▶ REQUEST
Could you copy exactly the lines from the one containing "Give me the" through the last line of the records below, leaving out any pictures?

▶ RECORDS PROVIDED
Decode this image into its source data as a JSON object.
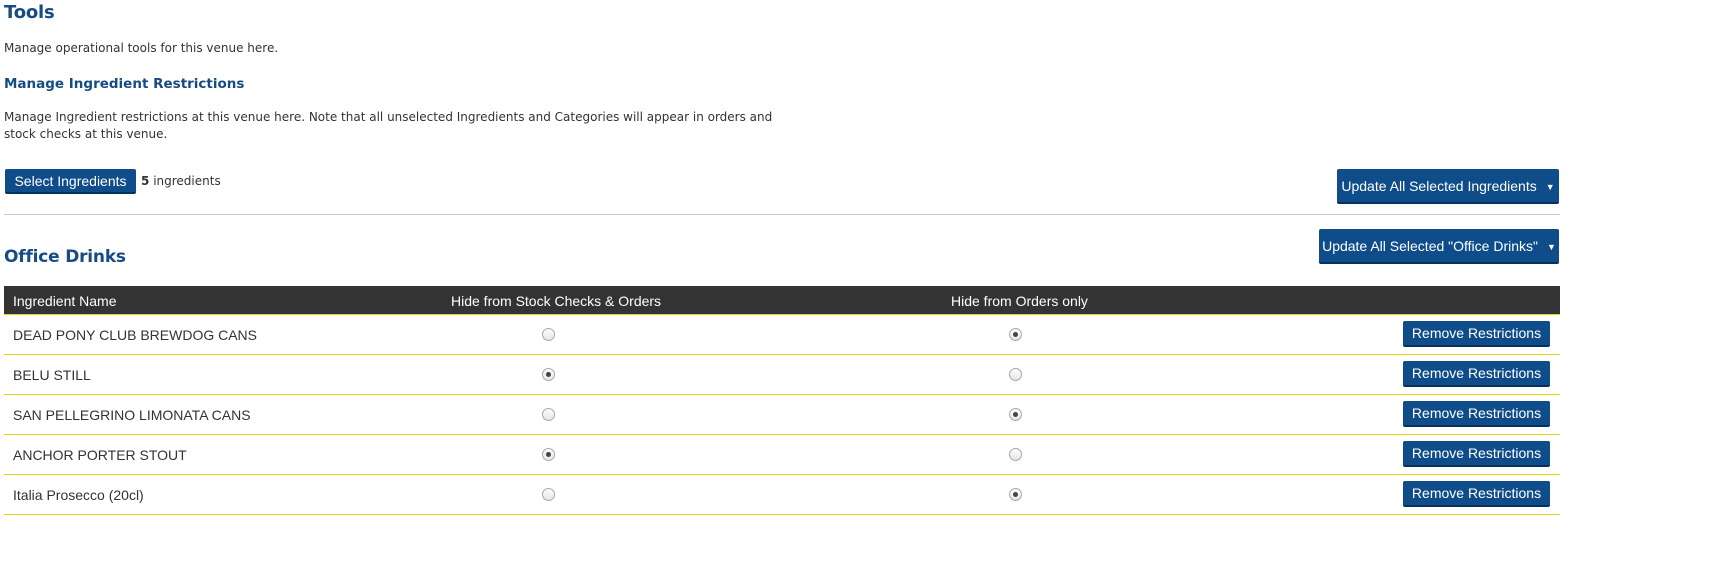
{
  "page": {
    "title": "Tools",
    "description": "Manage operational tools for this venue here."
  },
  "restrictions": {
    "title": "Manage Ingredient Restrictions",
    "description": "Manage Ingredient restrictions at this venue here. Note that all unselected Ingredients and Categories will appear in orders and stock checks at this venue.",
    "select_button": "Select Ingredients",
    "count_number": "5",
    "count_suffix": "ingredients",
    "update_all_button": "Update All Selected Ingredients"
  },
  "category": {
    "title": "Office Drinks",
    "update_button": "Update All Selected \"Office Drinks\"",
    "columns": [
      "Ingredient Name",
      "Hide from Stock Checks & Orders",
      "Hide from Orders only",
      ""
    ],
    "remove_label": "Remove Restrictions",
    "rows": [
      {
        "name": "DEAD PONY CLUB BREWDOG CANS",
        "hide_stock_and_orders": false,
        "hide_orders_only": true
      },
      {
        "name": "BELU STILL",
        "hide_stock_and_orders": true,
        "hide_orders_only": false
      },
      {
        "name": "SAN PELLEGRINO LIMONATA CANS",
        "hide_stock_and_orders": false,
        "hide_orders_only": true
      },
      {
        "name": "ANCHOR PORTER STOUT",
        "hide_stock_and_orders": true,
        "hide_orders_only": false
      },
      {
        "name": "Italia Prosecco (20cl)",
        "hide_stock_and_orders": false,
        "hide_orders_only": true
      }
    ]
  },
  "colors": {
    "heading": "#164b85",
    "button": "#0f4c8a",
    "table_header": "#333333",
    "row_border": "#e2d31a"
  },
  "icons": {
    "dropdown": "caret-down-icon"
  }
}
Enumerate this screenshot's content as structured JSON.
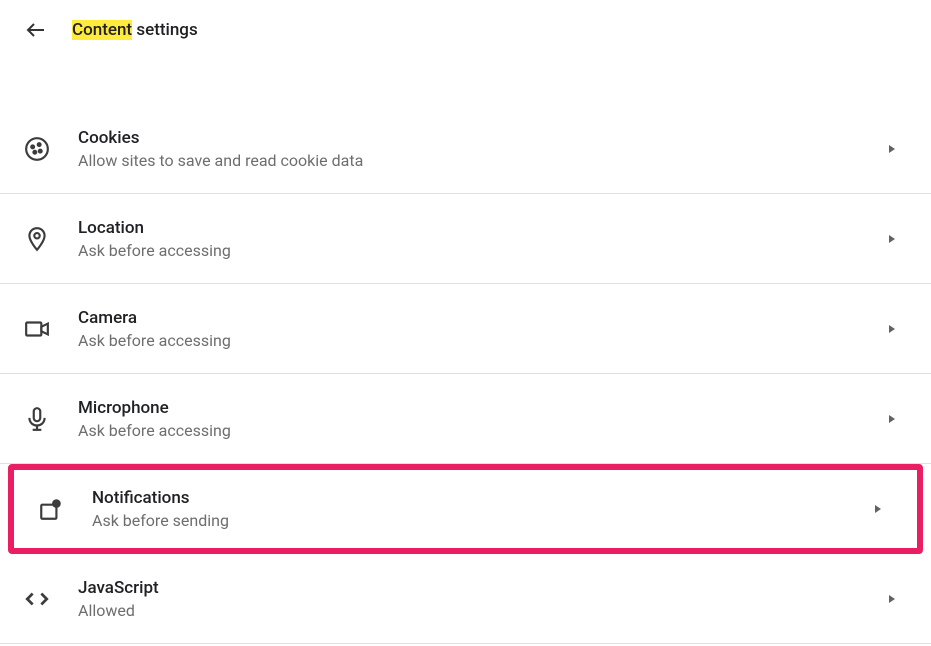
{
  "header": {
    "title_prefix": "Content",
    "title_suffix": " settings"
  },
  "settings": [
    {
      "id": "cookies",
      "title": "Cookies",
      "subtitle": "Allow sites to save and read cookie data",
      "highlighted": false
    },
    {
      "id": "location",
      "title": "Location",
      "subtitle": "Ask before accessing",
      "highlighted": false
    },
    {
      "id": "camera",
      "title": "Camera",
      "subtitle": "Ask before accessing",
      "highlighted": false
    },
    {
      "id": "microphone",
      "title": "Microphone",
      "subtitle": "Ask before accessing",
      "highlighted": false
    },
    {
      "id": "notifications",
      "title": "Notifications",
      "subtitle": "Ask before sending",
      "highlighted": true
    },
    {
      "id": "javascript",
      "title": "JavaScript",
      "subtitle": "Allowed",
      "highlighted": false
    }
  ]
}
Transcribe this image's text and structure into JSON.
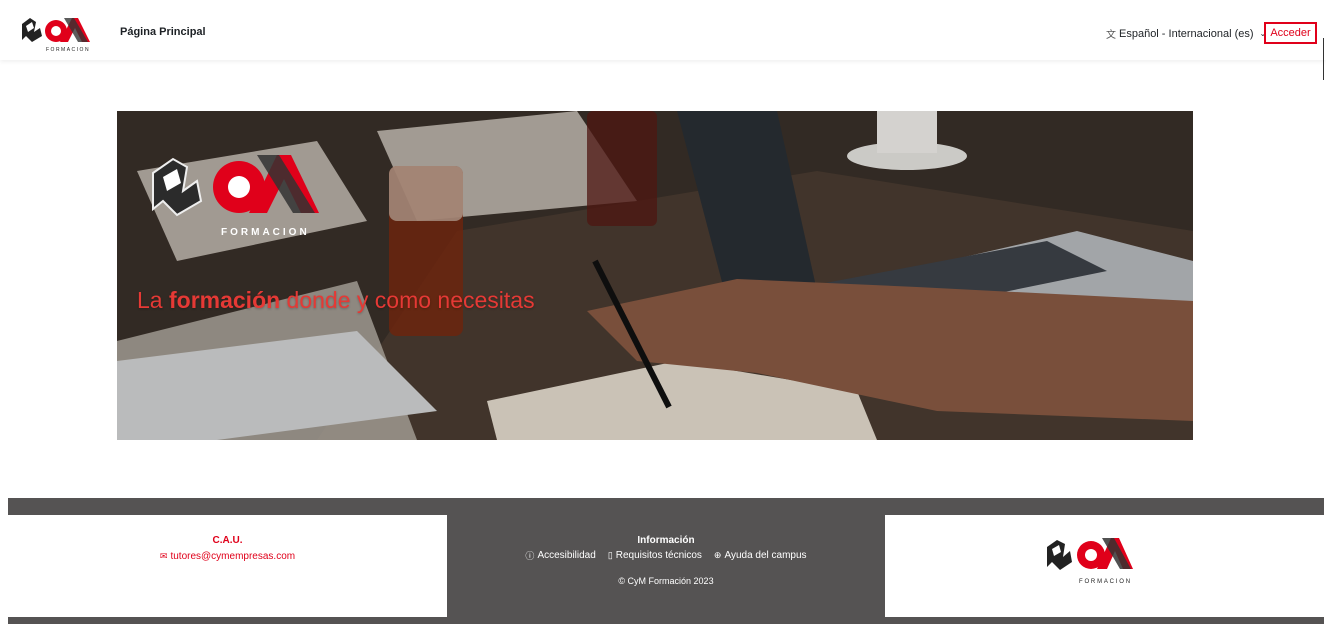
{
  "header": {
    "logo_text": "FORMACION",
    "home_link": "Página Principal",
    "language": "Español - Internacional (es)",
    "login": "Acceder"
  },
  "hero": {
    "logo_text": "FORMACION",
    "tagline_pre": "La ",
    "tagline_bold": "formación",
    "tagline_post": " donde y como necesitas",
    "colors": {
      "accent": "#e53935"
    }
  },
  "footer": {
    "cau": {
      "title": "C.A.U.",
      "email": "tutores@cymempresas.com",
      "icon": "envelope-icon"
    },
    "info": {
      "title": "Información",
      "links": [
        {
          "label": "Accesibilidad",
          "icon": "info-circle-icon"
        },
        {
          "label": "Requisitos técnicos",
          "icon": "document-icon"
        },
        {
          "label": "Ayuda del campus",
          "icon": "life-ring-icon"
        }
      ],
      "copyright": "© CyM Formación 2023"
    },
    "logo_text": "FORMACION"
  },
  "colors": {
    "brand_red": "#e0001a",
    "footer_bg": "#555353"
  }
}
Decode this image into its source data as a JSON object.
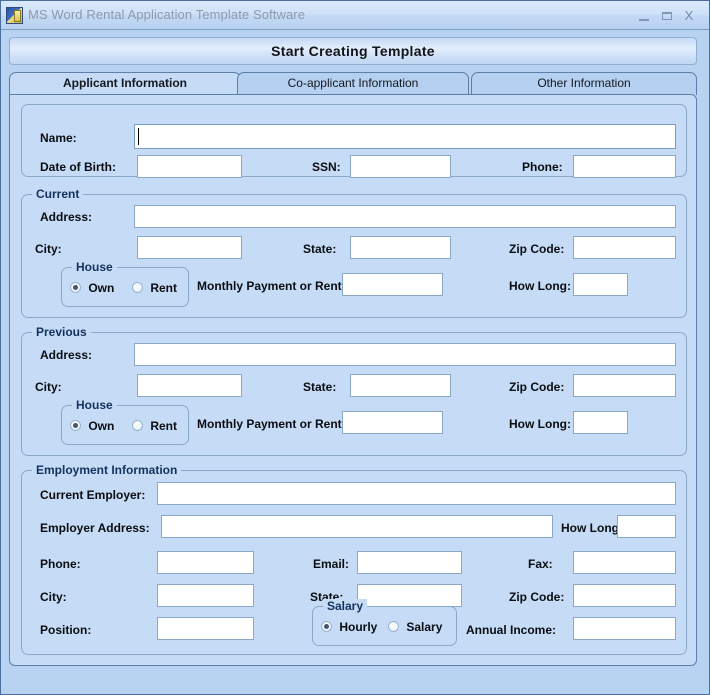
{
  "window": {
    "title": "MS Word Rental Application Template Software",
    "icon": "app-document-icon",
    "minimize_label": "",
    "maximize_label": "",
    "close_label": "X"
  },
  "colors": {
    "window_bg": "#b8d3f2",
    "panel_bg": "#c6dcf6",
    "border": "#5b7fa8",
    "group_label": "#14325e",
    "field_bg": "#ffffff",
    "titlebar_text": "#8d9aa8"
  },
  "toolbar": {
    "start_button_label": "Start Creating Template"
  },
  "tabs": [
    {
      "label": "Applicant Information",
      "active": true
    },
    {
      "label": "Co-applicant Information",
      "active": false
    },
    {
      "label": "Other Information",
      "active": false
    }
  ],
  "applicant": {
    "personal": {
      "group_label": "",
      "name_label": "Name:",
      "name_value": "",
      "name_placeholder": "",
      "dob_label": "Date of Birth:",
      "dob_value": "",
      "ssn_label": "SSN:",
      "ssn_value": "",
      "phone_label": "Phone:",
      "phone_value": ""
    },
    "current": {
      "group_label": "Current",
      "address_label": "Address:",
      "address_value": "",
      "city_label": "City:",
      "city_value": "",
      "state_label": "State:",
      "state_value": "",
      "zip_label": "Zip Code:",
      "zip_value": "",
      "house": {
        "group_label": "House",
        "options": [
          {
            "label": "Own",
            "selected": true
          },
          {
            "label": "Rent",
            "selected": false
          }
        ]
      },
      "payment_label": "Monthly Payment or Rent:",
      "payment_value": "",
      "howlong_label": "How Long:",
      "howlong_value": ""
    },
    "previous": {
      "group_label": "Previous",
      "address_label": "Address:",
      "address_value": "",
      "city_label": "City:",
      "city_value": "",
      "state_label": "State:",
      "state_value": "",
      "zip_label": "Zip Code:",
      "zip_value": "",
      "house": {
        "group_label": "House",
        "options": [
          {
            "label": "Own",
            "selected": true
          },
          {
            "label": "Rent",
            "selected": false
          }
        ]
      },
      "payment_label": "Monthly Payment or Rent:",
      "payment_value": "",
      "howlong_label": "How Long:",
      "howlong_value": ""
    },
    "employment": {
      "group_label": "Employment Information",
      "employer_label": "Current Employer:",
      "employer_value": "",
      "employer_address_label": "Employer Address:",
      "employer_address_value": "",
      "howlong_label": "How Long:",
      "howlong_value": "",
      "phone_label": "Phone:",
      "phone_value": "",
      "email_label": "Email:",
      "email_value": "",
      "fax_label": "Fax:",
      "fax_value": "",
      "city_label": "City:",
      "city_value": "",
      "state_label": "State:",
      "state_value": "",
      "zip_label": "Zip Code:",
      "zip_value": "",
      "position_label": "Position:",
      "position_value": "",
      "salary": {
        "group_label": "Salary",
        "options": [
          {
            "label": "Hourly",
            "selected": true
          },
          {
            "label": "Salary",
            "selected": false
          }
        ]
      },
      "annual_income_label": "Annual Income:",
      "annual_income_value": ""
    }
  }
}
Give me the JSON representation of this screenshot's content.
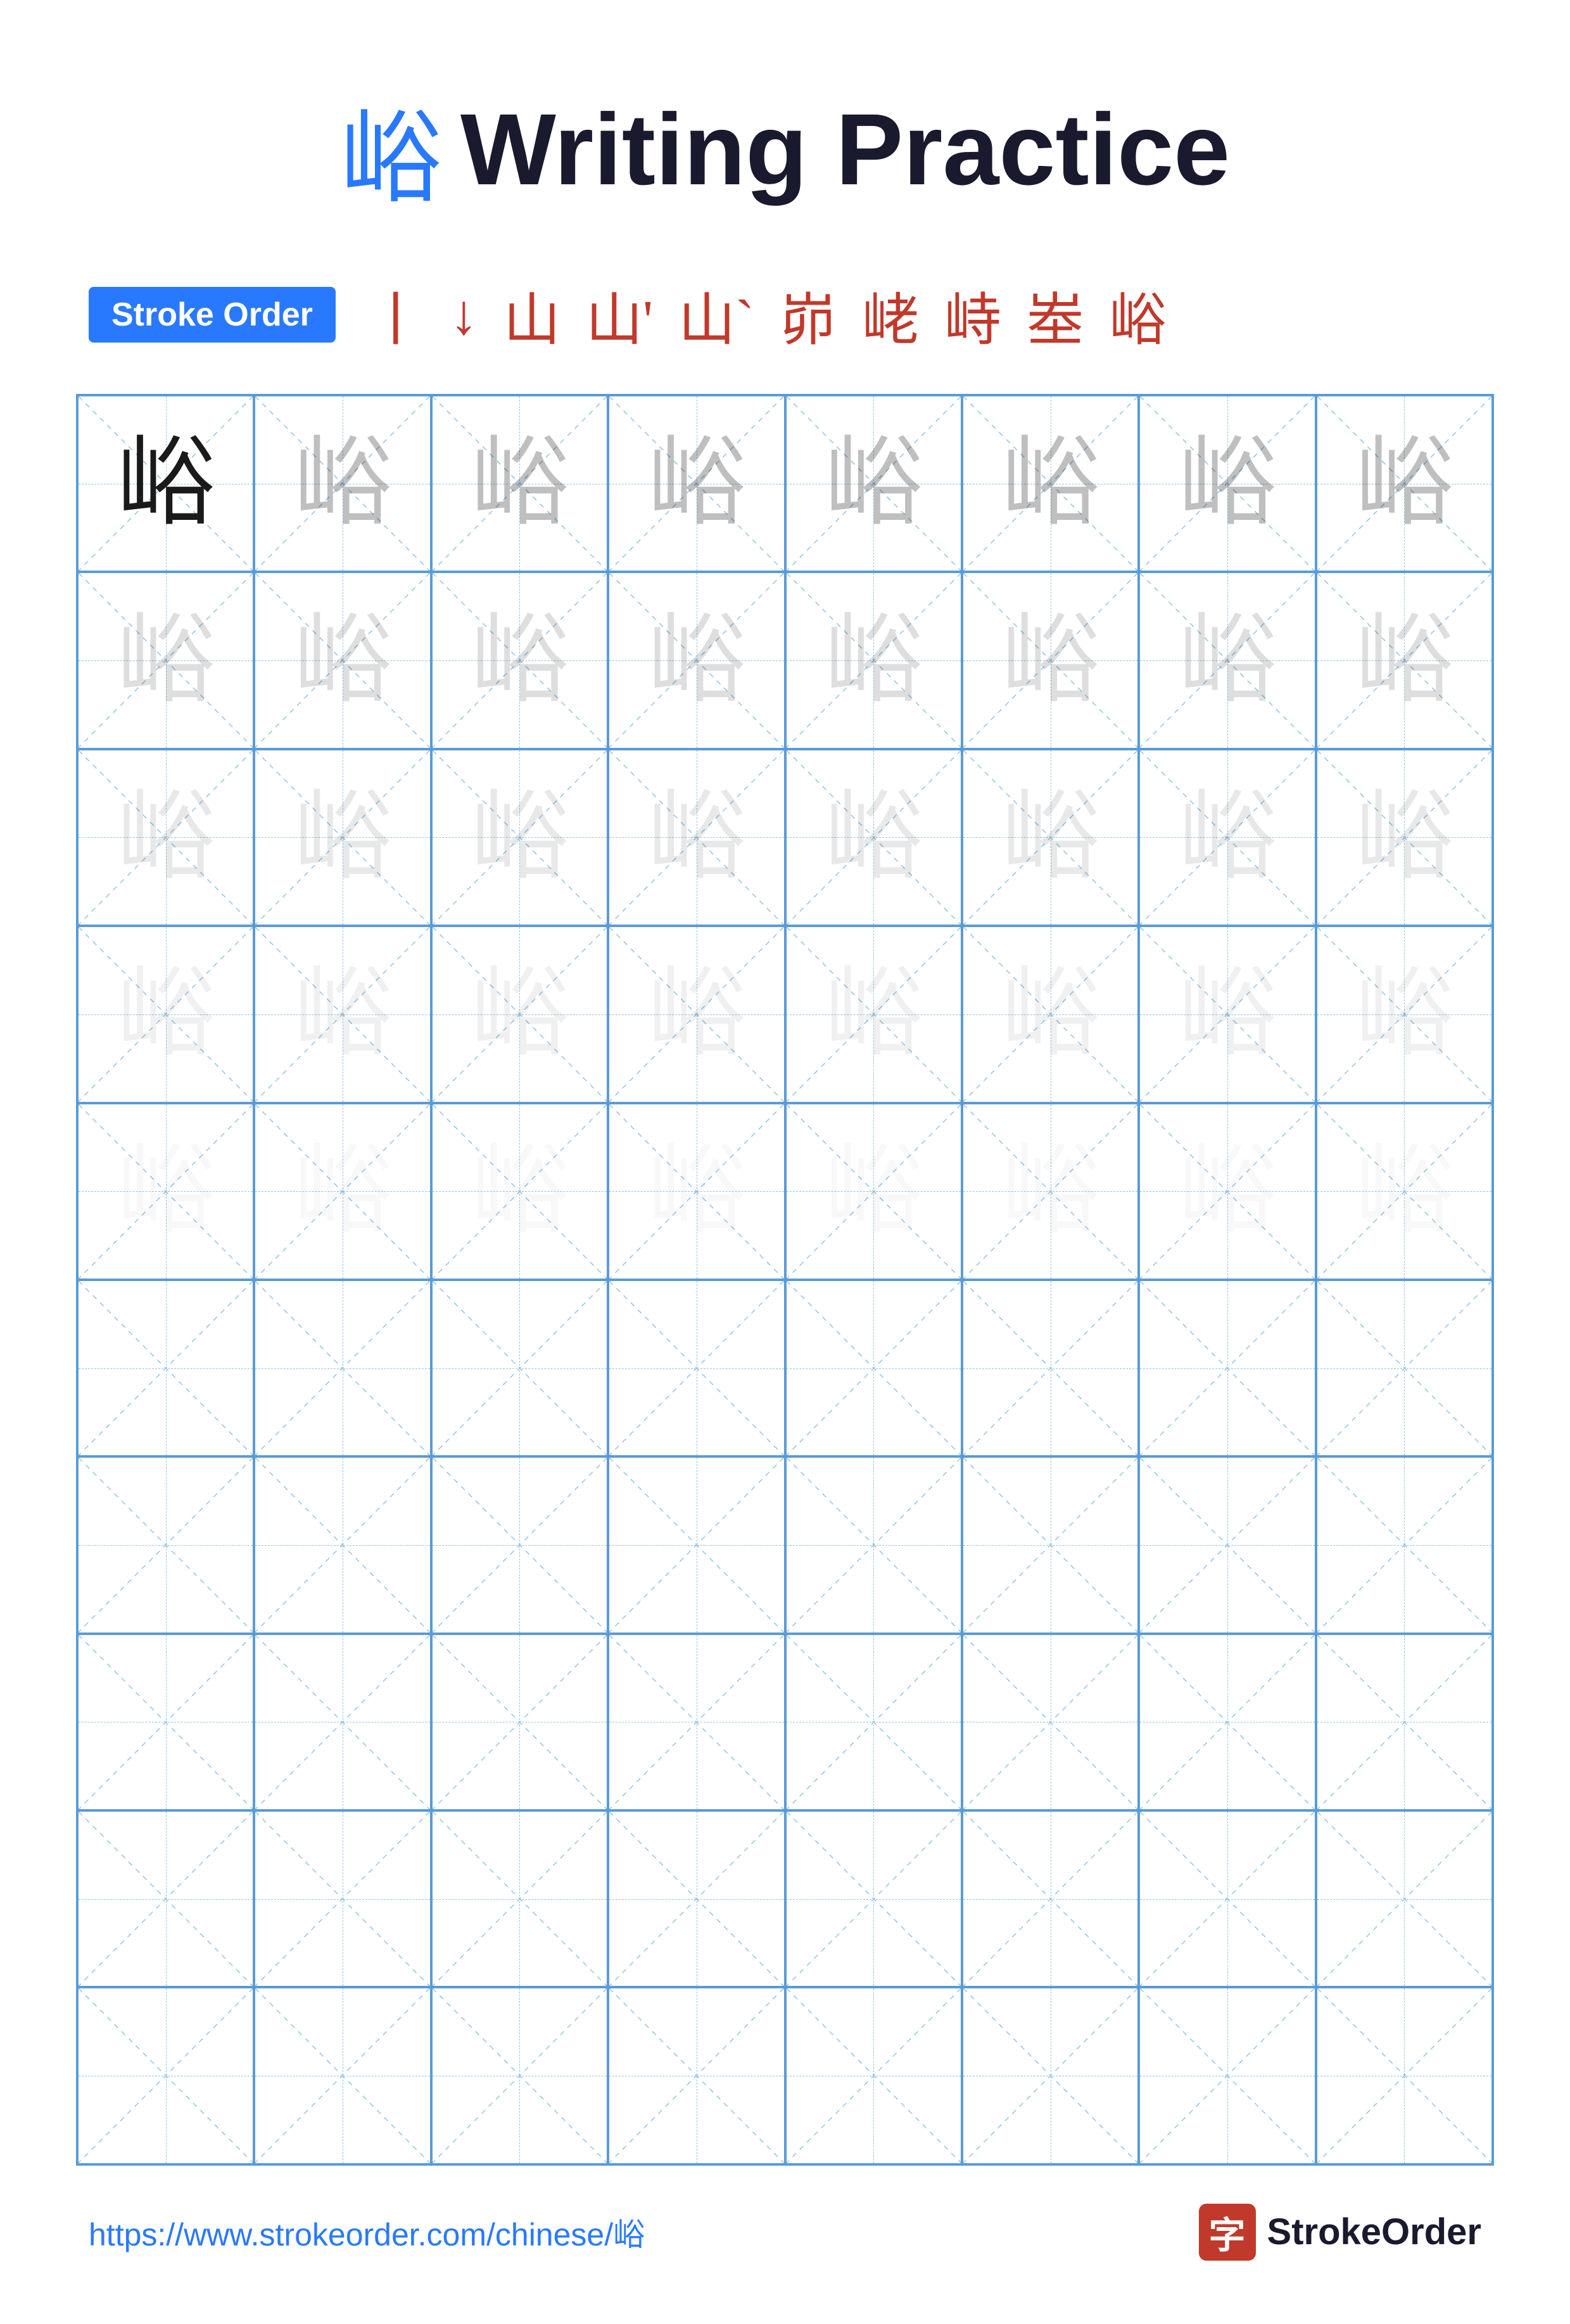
{
  "title": {
    "char": "峪",
    "text": "Writing Practice"
  },
  "stroke_order": {
    "badge_label": "Stroke Order",
    "strokes": [
      "丨",
      "↓",
      "山",
      "山'",
      "山`",
      "峁",
      "峔",
      "峙",
      "峚",
      "峪"
    ]
  },
  "grid": {
    "rows": 10,
    "cols": 8,
    "char": "峪",
    "row_types": [
      "dark",
      "medium",
      "light",
      "lighter",
      "lightest",
      "empty",
      "empty",
      "empty",
      "empty",
      "empty"
    ]
  },
  "footer": {
    "url": "https://www.strokeorder.com/chinese/峪",
    "brand_char": "字",
    "brand_name": "StrokeOrder"
  }
}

▶ FULL RESPONSE
Give me the JSON representation of this screenshot's content.
{
  "title": {
    "char": "峪",
    "text": "Writing Practice"
  },
  "stroke_order": {
    "badge_label": "Stroke Order",
    "strokes": [
      "丨",
      "↓",
      "山",
      "山'",
      "山`",
      "峁",
      "峔",
      "峙",
      "峚",
      "峪"
    ]
  },
  "grid": {
    "rows": 10,
    "cols": 8,
    "char": "峪",
    "row_types": [
      "dark",
      "medium",
      "light",
      "lighter",
      "lightest",
      "empty",
      "empty",
      "empty",
      "empty",
      "empty"
    ]
  },
  "footer": {
    "url": "https://www.strokeorder.com/chinese/峪",
    "brand_char": "字",
    "brand_name": "StrokeOrder"
  }
}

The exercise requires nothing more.